# WHAT THIS TASK INVOLVES:
Exact reproduction of the data is required, with images excluded.

# DATASET ROWS:
* * * * * * *
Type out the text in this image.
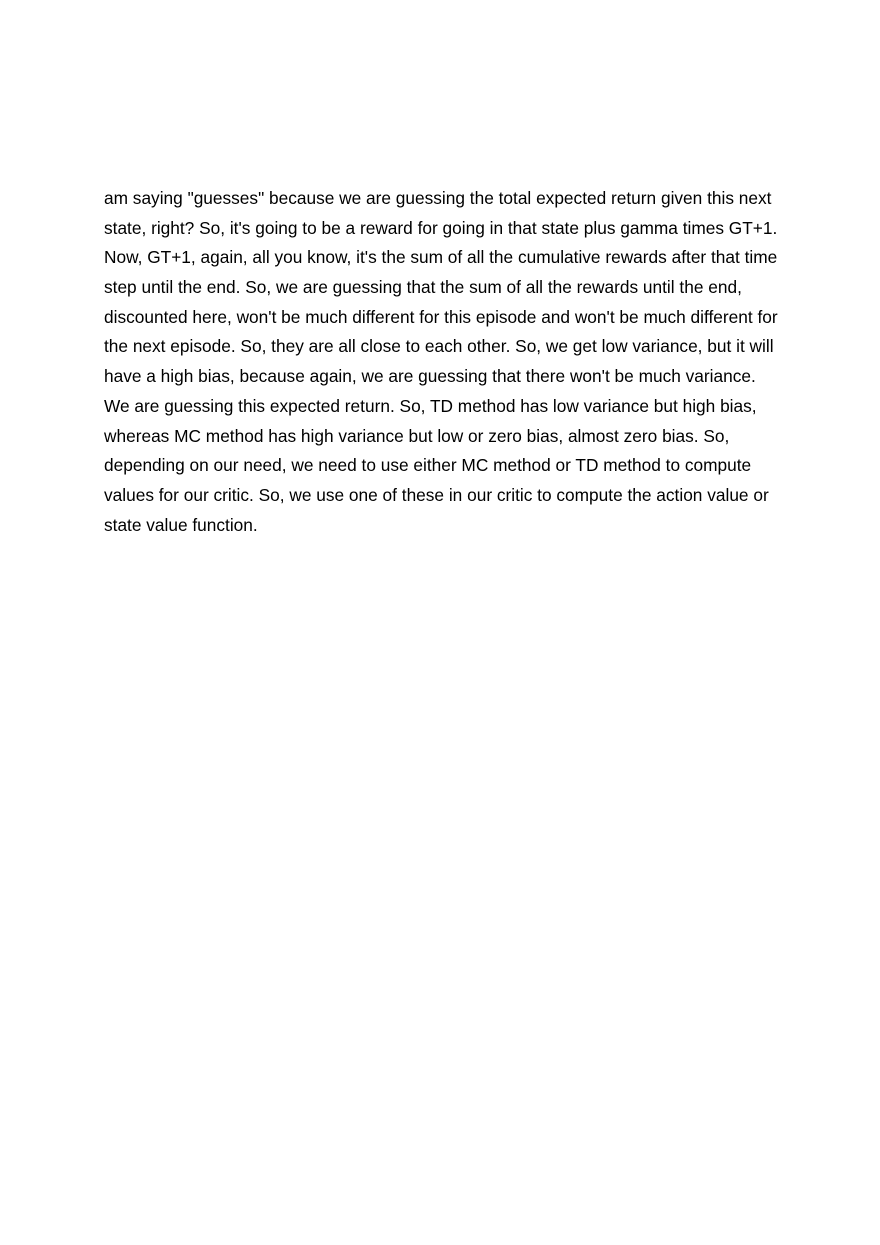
am saying "guesses" because we are guessing the total expected return given this next
state, right? So, it's going to be a reward for going in that state plus gamma times GT+1.
Now, GT+1, again, all you know, it's the sum of all the cumulative rewards after that time
step until the end. So, we are guessing that the sum of all the rewards until the end,
discounted here, won't be much different for this episode and won't be much different for
the next episode. So, they are all close to each other. So, we get low variance, but it will
have a high bias, because again, we are guessing that there won't be much variance.
We are guessing this expected return. So, TD method has low variance but high bias,
whereas MC method has high variance but low or zero bias, almost zero bias. So,
depending on our need, we need to use either MC method or TD method to compute
values for our critic. So, we use one of these in our critic to compute the action value or
state value function.
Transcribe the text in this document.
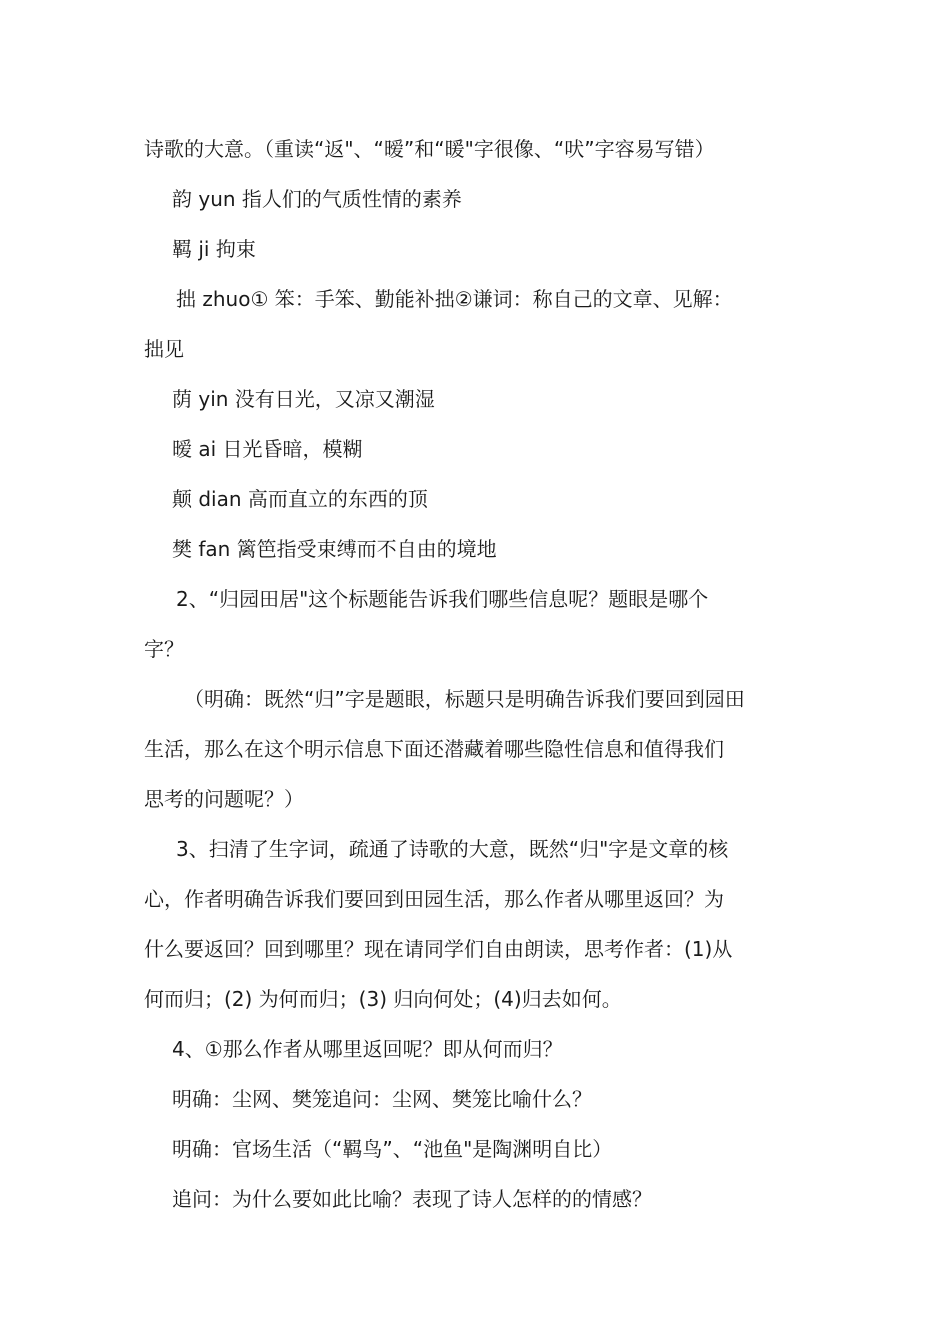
诗歌的大意。（重读“返"、“暧”和“暖"字很像、“吠”字容易写错）
韵 yun 指人们的气质性情的素养
羁 ji 拘束
拙 zhuo① 笨：手笨、勤能补拙②谦词：称自己的文章、见解：
拙见
荫 yin 没有日光，又凉又潮湿
暧 ai 日光昏暗，模糊
颠 dian 高而直立的东西的顶
樊 fan 篱笆指受束缚而不自由的境地
2、“归园田居"这个标题能告诉我们哪些信息呢？题眼是哪个
字？
（明确：既然“归”字是题眼，标题只是明确告诉我们要回到园田
生活，那么在这个明示信息下面还潜藏着哪些隐性信息和值得我们
思考的问题呢？）
3、扫清了生字词，疏通了诗歌的大意，既然“归"字是文章的核
心，作者明确告诉我们要回到田园生活，那么作者从哪里返回？为
什么要返回？回到哪里？现在请同学们自由朗读，思考作者：(1)从
何而归；(2) 为何而归；(3) 归向何处；(4)归去如何。
4、①那么作者从哪里返回呢？即从何而归？
明确：尘网、樊笼追问：尘网、樊笼比喻什么？
明确：官场生活（“羁鸟”、“池鱼"是陶渊明自比）
追问：为什么要如此比喻？表现了诗人怎样的的情感？
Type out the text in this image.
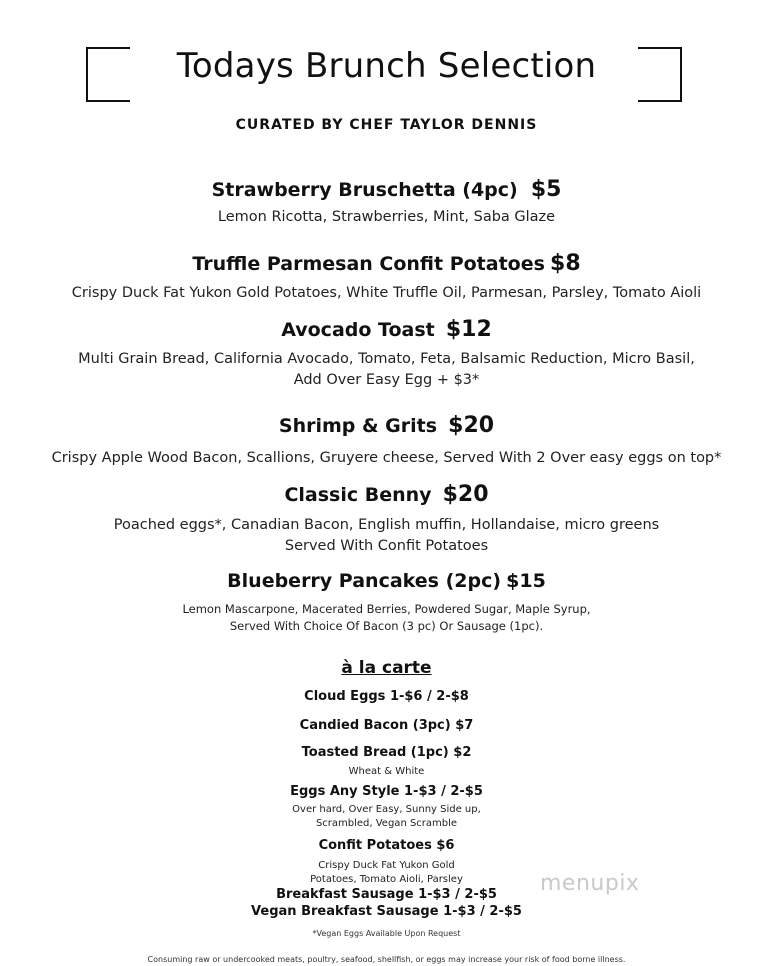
Todays Brunch Selection
CURATED BY CHEF TAYLOR DENNIS
Strawberry Bruschetta (4pc) $5
Lemon Ricotta, Strawberries, Mint, Saba Glaze
Truffle Parmesan Confit Potatoes $8
Crispy Duck Fat Yukon Gold Potatoes, White Truffle Oil, Parmesan, Parsley, Tomato Aioli
Avocado Toast $12
Multi Grain Bread, California Avocado, Tomato, Feta, Balsamic Reduction, Micro Basil,
Add Over Easy Egg + $3*
Shrimp & Grits $20
Crispy Apple Wood Bacon, Scallions, Gruyere cheese, Served With 2 Over easy eggs on top*
Classic Benny $20
Poached eggs*, Canadian Bacon, English muffin, Hollandaise, micro greens
Served With Confit Potatoes
Blueberry Pancakes (2pc) $15
Lemon Mascarpone, Macerated Berries, Powdered Sugar, Maple Syrup,
Served With Choice Of Bacon (3 pc) Or Sausage (1pc).
à la carte
Cloud Eggs 1-$6 / 2-$8
Candied Bacon (3pc) $7
Toasted Bread (1pc) $2
Wheat & White
Eggs Any Style 1-$3 / 2-$5
Over hard, Over Easy, Sunny Side up,
Scrambled, Vegan Scramble
Confit Potatoes $6
Crispy Duck Fat Yukon Gold
Potatoes, Tomato Aioli, Parsley
Breakfast Sausage 1-$3 / 2-$5
Vegan Breakfast Sausage 1-$3 / 2-$5
*Vegan Eggs Available Upon Request
Consuming raw or undercooked meats, poultry, seafood, shellfish, or eggs may increase your risk of food borne illness.
menupix
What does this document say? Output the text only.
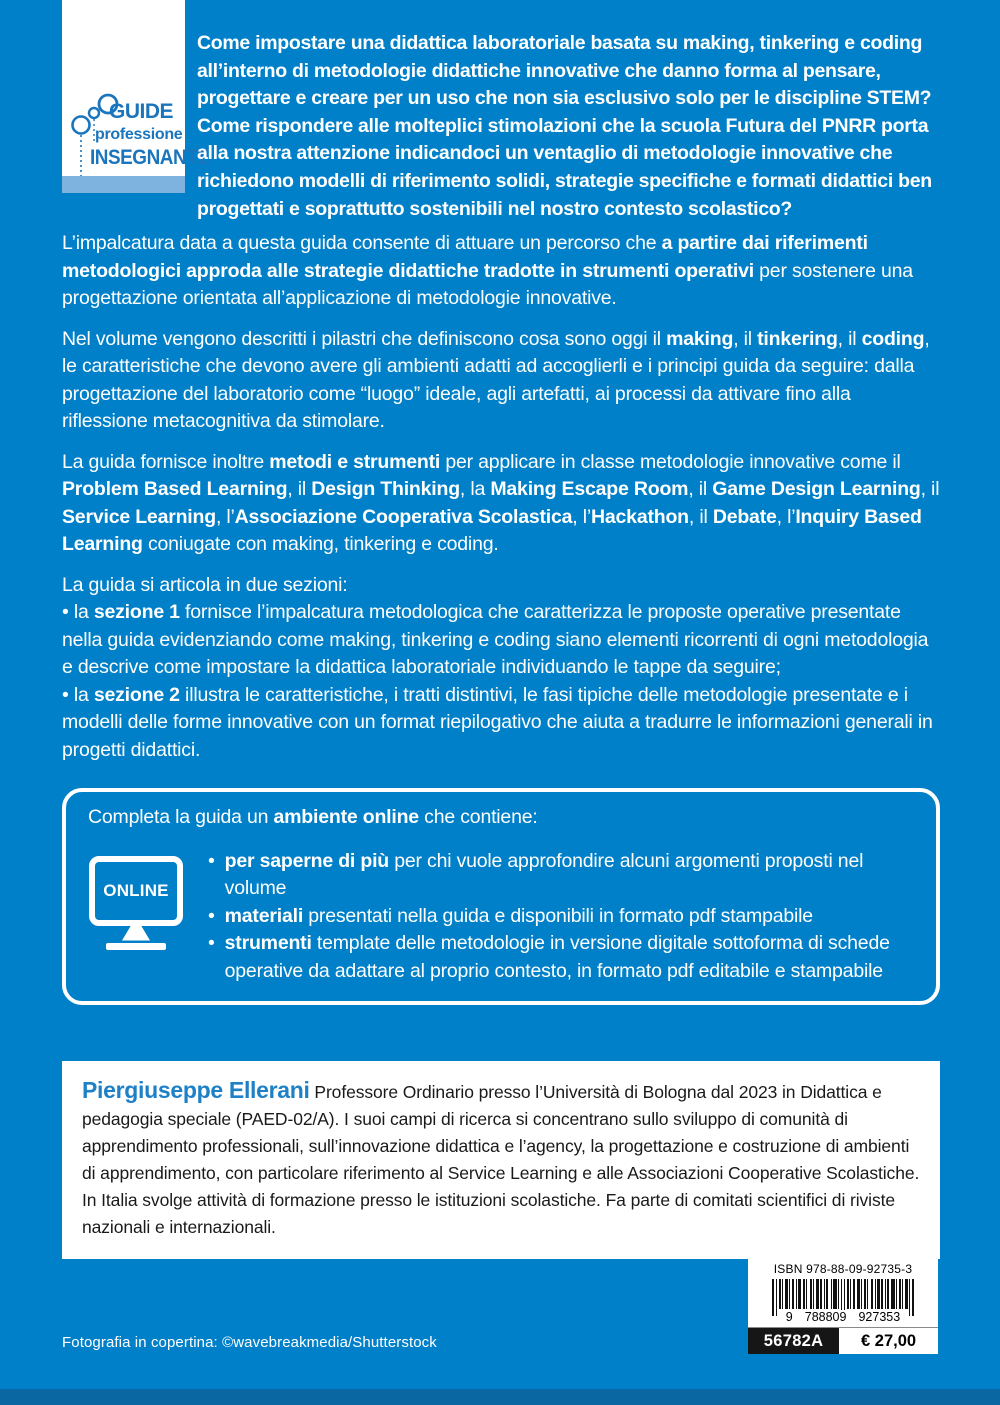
GUIDE
professione
INSEGNANTE
Come impostare una didattica laboratoriale basata su making, tinkering e coding all’interno di metodologie didattiche innovative che danno forma al pensare, progettare e creare per un uso che non sia esclusivo solo per le discipline STEM? Come rispondere alle molteplici stimolazioni che la scuola Futura del PNRR porta alla nostra attenzione indicandoci un ventaglio di metodologie innovative che richiedono modelli di riferimento solidi, strategie specifiche e formati didattici ben progettati e soprattutto sostenibili nel nostro contesto scolastico?

L’impalcatura data a questa guida consente di attuare un percorso che a partire dai riferimenti metodologici approda alle strategie didattiche tradotte in strumenti operativi per sostenere una progettazione orientata all’applicazione di metodologie innovative.

Nel volume vengono descritti i pilastri che definiscono cosa sono oggi il making, il tinkering, il coding, le caratteristiche che devono avere gli ambienti adatti ad accoglierli e i principi guida da seguire: dalla progettazione del laboratorio come “luogo” ideale, agli artefatti, ai processi da attivare fino alla riflessione metacognitiva da stimolare.

La guida fornisce inoltre metodi e strumenti per applicare in classe metodologie innovative come il Problem Based Learning, il Design Thinking, la Making Escape Room, il Game Design Learning, il Service Learning, l’Associazione Cooperativa Scolastica, l’Hackathon, il Debate, l’Inquiry Based Learning coniugate con making, tinkering e coding.

La guida si articola in due sezioni:

• la sezione 1 fornisce l’impalcatura metodologica che caratterizza le proposte operative presentate nella guida evidenziando come making, tinkering e coding siano elementi ricorrenti di ogni metodologia e descrive come impostare la didattica laboratoriale individuando le tappe da seguire;

• la sezione 2 illustra le caratteristiche, i tratti distintivi, le fasi tipiche delle metodologie presentate e i modelli delle forme innovative con un format riepilogativo che aiuta a tradurre le informazioni generali in progetti didattici.

Completa la guida un ambiente online che contiene:
ONLINE
• per saperne di più per chi vuole approfondire alcuni argomenti proposti nel volume
• materiali presentati nella guida e disponibili in formato pdf stampabile
• strumenti template delle metodologie in versione digitale sottoforma di schede operative da adattare al proprio contesto, in formato pdf editabile e stampabile
Piergiuseppe Ellerani Professore Ordinario presso l’Università di Bologna dal 2023 in Didattica e pedagogia speciale (PAED-02/A). I suoi campi di ricerca si concentrano sullo sviluppo di comunità di apprendimento professionali, sull’innovazione didattica e l’agency, la progettazione e costruzione di ambienti di apprendimento, con particolare riferimento al Service Learning e alle Associazioni Cooperative Scolastiche. In Italia svolge attività di formazione presso le istituzioni scolastiche. Fa parte di comitati scientifici di riviste nazionali e internazionali.
Fotografia in copertina: ©wavebreakmedia/Shutterstock
ISBN 978-88-09-92735-3
9 788809 927353
56782A	€ 27,00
* * * * * * *
# ANSWER TO THE EXERCISE:
Type out the text in this image.
am saying "guesses" because we are guessing the total expected return given this next
state, right? So, it's going to be a reward for going in that state plus gamma times GT+1.
Now, GT+1, again, all you know, it's the sum of all the cumulative rewards after that time
step until the end. So, we are guessing that the sum of all the rewards until the end,
discounted here, won't be much different for this episode and won't be much different for
the next episode. So, they are all close to each other. So, we get low variance, but it will
have a high bias, because again, we are guessing that there won't be much variance.
We are guessing this expected return. So, TD method has low variance but high bias,
whereas MC method has high variance but low or zero bias, almost zero bias. So,
depending on our need, we need to use either MC method or TD method to compute
values for our critic. So, we use one of these in our critic to compute the action value or
state value function.
Transcribe the text in this document.
诗歌的大意。（重读“返"、“暧”和“暖"字很像、“吠”字容易写错）
韵 yun 指人们的气质性情的素养
羁 ji 拘束
拙 zhuo① 笨：手笨、勤能补拙②谦词：称自己的文章、见解：
拙见
荫 yin 没有日光，又凉又潮湿
暧 ai 日光昏暗，模糊
颠 dian 高而直立的东西的顶
樊 fan 篱笆指受束缚而不自由的境地
2、“归园田居"这个标题能告诉我们哪些信息呢？题眼是哪个
字？
（明确：既然“归”字是题眼，标题只是明确告诉我们要回到园田
生活，那么在这个明示信息下面还潜藏着哪些隐性信息和值得我们
思考的问题呢？）
3、扫清了生字词，疏通了诗歌的大意，既然“归"字是文章的核
心，作者明确告诉我们要回到田园生活，那么作者从哪里返回？为
什么要返回？回到哪里？现在请同学们自由朗读，思考作者：(1)从
何而归；(2) 为何而归；(3) 归向何处；(4)归去如何。
4、①那么作者从哪里返回呢？即从何而归？
明确：尘网、樊笼追问：尘网、樊笼比喻什么？
明确：官场生活（“羁鸟”、“池鱼"是陶渊明自比）
追问：为什么要如此比喻？表现了诗人怎样的的情感？
Type out the text in this image.
Todays Brunch Selection
CURATED BY CHEF TAYLOR DENNIS
Strawberry Bruschetta (4pc) $5
Lemon Ricotta, Strawberries, Mint, Saba Glaze
Truffle Parmesan Confit Potatoes $8
Crispy Duck Fat Yukon Gold Potatoes, White Truffle Oil, Parmesan, Parsley, Tomato Aioli
Avocado Toast $12
Multi Grain Bread, California Avocado, Tomato, Feta, Balsamic Reduction, Micro Basil,
Add Over Easy Egg + $3*
Shrimp & Grits $20
Crispy Apple Wood Bacon, Scallions, Gruyere cheese, Served With 2 Over easy eggs on top*
Classic Benny $20
Poached eggs*, Canadian Bacon, English muffin, Hollandaise, micro greens
Served With Confit Potatoes
Blueberry Pancakes (2pc) $15
Lemon Mascarpone, Macerated Berries, Powdered Sugar, Maple Syrup,
Served With Choice Of Bacon (3 pc) Or Sausage (1pc).
à la carte
Cloud Eggs 1-$6 / 2-$8
Candied Bacon (3pc) $7
Toasted Bread (1pc) $2
Wheat & White
Eggs Any Style 1-$3 / 2-$5
Over hard, Over Easy, Sunny Side up,
Scrambled, Vegan Scramble
Confit Potatoes $6
Crispy Duck Fat Yukon Gold
Potatoes, Tomato Aioli, Parsley
Breakfast Sausage 1-$3 / 2-$5
Vegan Breakfast Sausage 1-$3 / 2-$5
*Vegan Eggs Available Upon Request
Consuming raw or undercooked meats, poultry, seafood, shellfish, or eggs may increase your risk of food borne illness.
menupix
What does this document say? Output the text only.
GUIDE
professione
INSEGNANTE
Come impostare una didattica laboratoriale basata su making, tinkering e coding all’interno di metodologie didattiche innovative che danno forma al pensare, progettare e creare per un uso che non sia esclusivo solo per le discipline STEM? Come rispondere alle molteplici stimolazioni che la scuola Futura del PNRR porta alla nostra attenzione indicandoci un ventaglio di metodologie innovative che richiedono modelli di riferimento solidi, strategie specifiche e formati didattici ben progettati e soprattutto sostenibili nel nostro contesto scolastico?

L’impalcatura data a questa guida consente di attuare un percorso che a partire dai riferimenti metodologici approda alle strategie didattiche tradotte in strumenti operativi per sostenere una progettazione orientata all’applicazione di metodologie innovative.

Nel volume vengono descritti i pilastri che definiscono cosa sono oggi il making, il tinkering, il coding, le caratteristiche che devono avere gli ambienti adatti ad accoglierli e i principi guida da seguire: dalla progettazione del laboratorio come “luogo” ideale, agli artefatti, ai processi da attivare fino alla riflessione metacognitiva da stimolare.

La guida fornisce inoltre metodi e strumenti per applicare in classe metodologie innovative come il Problem Based Learning, il Design Thinking, la Making Escape Room, il Game Design Learning, il Service Learning, l’Associazione Cooperativa Scolastica, l’Hackathon, il Debate, l’Inquiry Based Learning coniugate con making, tinkering e coding.

La guida si articola in due sezioni:

• la sezione 1 fornisce l’impalcatura metodologica che caratterizza le proposte operative presentate nella guida evidenziando come making, tinkering e coding siano elementi ricorrenti di ogni metodologia e descrive come impostare la didattica laboratoriale individuando le tappe da seguire;

• la sezione 2 illustra le caratteristiche, i tratti distintivi, le fasi tipiche delle metodologie presentate e i modelli delle forme innovative con un format riepilogativo che aiuta a tradurre le informazioni generali in progetti didattici.

Completa la guida un ambiente online che contiene:
ONLINE
• per saperne di più per chi vuole approfondire alcuni argomenti proposti nel volume
• materiali presentati nella guida e disponibili in formato pdf stampabile
• strumenti template delle metodologie in versione digitale sottoforma di schede operative da adattare al proprio contesto, in formato pdf editabile e stampabile
Piergiuseppe Ellerani Professore Ordinario presso l’Università di Bologna dal 2023 in Didattica e pedagogia speciale (PAED-02/A). I suoi campi di ricerca si concentrano sullo sviluppo di comunità di apprendimento professionali, sull’innovazione didattica e l’agency, la progettazione e costruzione di ambienti di apprendimento, con particolare riferimento al Service Learning e alle Associazioni Cooperative Scolastiche. In Italia svolge attività di formazione presso le istituzioni scolastiche. Fa parte di comitati scientifici di riviste nazionali e internazionali.
Fotografia in copertina: ©wavebreakmedia/Shutterstock
ISBN 978-88-09-92735-3
9 788809 927353
56782A	€ 27,00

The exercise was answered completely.